## [Stored data entries]
-- -- --

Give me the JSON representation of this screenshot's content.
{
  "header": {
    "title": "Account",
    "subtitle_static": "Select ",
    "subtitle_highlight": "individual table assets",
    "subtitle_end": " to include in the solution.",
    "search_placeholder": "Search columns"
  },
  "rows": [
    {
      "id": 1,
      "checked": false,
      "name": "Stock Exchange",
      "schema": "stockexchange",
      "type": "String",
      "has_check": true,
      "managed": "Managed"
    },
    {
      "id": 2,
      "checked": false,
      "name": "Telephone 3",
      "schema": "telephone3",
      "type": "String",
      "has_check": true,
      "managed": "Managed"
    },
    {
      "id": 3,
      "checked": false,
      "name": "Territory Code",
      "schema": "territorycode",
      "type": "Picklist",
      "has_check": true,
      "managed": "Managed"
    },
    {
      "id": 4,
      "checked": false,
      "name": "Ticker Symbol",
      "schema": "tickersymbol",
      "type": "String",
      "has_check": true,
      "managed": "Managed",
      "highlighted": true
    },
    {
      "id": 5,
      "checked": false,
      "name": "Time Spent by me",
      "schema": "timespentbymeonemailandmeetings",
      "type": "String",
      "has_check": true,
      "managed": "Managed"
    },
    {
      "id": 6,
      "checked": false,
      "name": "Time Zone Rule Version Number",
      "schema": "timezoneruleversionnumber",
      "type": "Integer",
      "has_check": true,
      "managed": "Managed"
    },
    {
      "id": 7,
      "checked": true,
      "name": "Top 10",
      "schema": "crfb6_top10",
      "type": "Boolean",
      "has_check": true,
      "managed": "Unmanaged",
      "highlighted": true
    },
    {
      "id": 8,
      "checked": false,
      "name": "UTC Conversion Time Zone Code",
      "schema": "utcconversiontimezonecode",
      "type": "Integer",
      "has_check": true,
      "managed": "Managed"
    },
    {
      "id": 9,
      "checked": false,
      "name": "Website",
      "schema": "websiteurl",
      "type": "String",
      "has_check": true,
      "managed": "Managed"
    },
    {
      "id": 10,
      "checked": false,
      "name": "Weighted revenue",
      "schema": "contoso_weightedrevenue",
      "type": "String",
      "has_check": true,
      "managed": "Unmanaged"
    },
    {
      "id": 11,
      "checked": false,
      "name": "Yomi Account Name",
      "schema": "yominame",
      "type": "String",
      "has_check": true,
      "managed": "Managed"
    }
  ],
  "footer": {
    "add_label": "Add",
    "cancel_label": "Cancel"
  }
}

-- -- --

## [REQUIREMENT]
Your task is to retype all the records above with nothing left out.

## [OUTPUT FOR THIS TASK]
Give me the JSON representation of this screenshot's content.
{
  "header": {
    "title": "Account",
    "subtitle_static": "Select ",
    "subtitle_highlight": "individual table assets",
    "subtitle_end": " to include in the solution.",
    "search_placeholder": "Search columns"
  },
  "rows": [
    {
      "id": 1,
      "checked": false,
      "name": "Stock Exchange",
      "schema": "stockexchange",
      "type": "String",
      "has_check": true,
      "managed": "Managed"
    },
    {
      "id": 2,
      "checked": false,
      "name": "Telephone 3",
      "schema": "telephone3",
      "type": "String",
      "has_check": true,
      "managed": "Managed"
    },
    {
      "id": 3,
      "checked": false,
      "name": "Territory Code",
      "schema": "territorycode",
      "type": "Picklist",
      "has_check": true,
      "managed": "Managed"
    },
    {
      "id": 4,
      "checked": false,
      "name": "Ticker Symbol",
      "schema": "tickersymbol",
      "type": "String",
      "has_check": true,
      "managed": "Managed",
      "highlighted": true
    },
    {
      "id": 5,
      "checked": false,
      "name": "Time Spent by me",
      "schema": "timespentbymeonemailandmeetings",
      "type": "String",
      "has_check": true,
      "managed": "Managed"
    },
    {
      "id": 6,
      "checked": false,
      "name": "Time Zone Rule Version Number",
      "schema": "timezoneruleversionnumber",
      "type": "Integer",
      "has_check": true,
      "managed": "Managed"
    },
    {
      "id": 7,
      "checked": true,
      "name": "Top 10",
      "schema": "crfb6_top10",
      "type": "Boolean",
      "has_check": true,
      "managed": "Unmanaged",
      "highlighted": true
    },
    {
      "id": 8,
      "checked": false,
      "name": "UTC Conversion Time Zone Code",
      "schema": "utcconversiontimezonecode",
      "type": "Integer",
      "has_check": true,
      "managed": "Managed"
    },
    {
      "id": 9,
      "checked": false,
      "name": "Website",
      "schema": "websiteurl",
      "type": "String",
      "has_check": true,
      "managed": "Managed"
    },
    {
      "id": 10,
      "checked": false,
      "name": "Weighted revenue",
      "schema": "contoso_weightedrevenue",
      "type": "String",
      "has_check": true,
      "managed": "Unmanaged"
    },
    {
      "id": 11,
      "checked": false,
      "name": "Yomi Account Name",
      "schema": "yominame",
      "type": "String",
      "has_check": true,
      "managed": "Managed"
    }
  ],
  "footer": {
    "add_label": "Add",
    "cancel_label": "Cancel"
  }
}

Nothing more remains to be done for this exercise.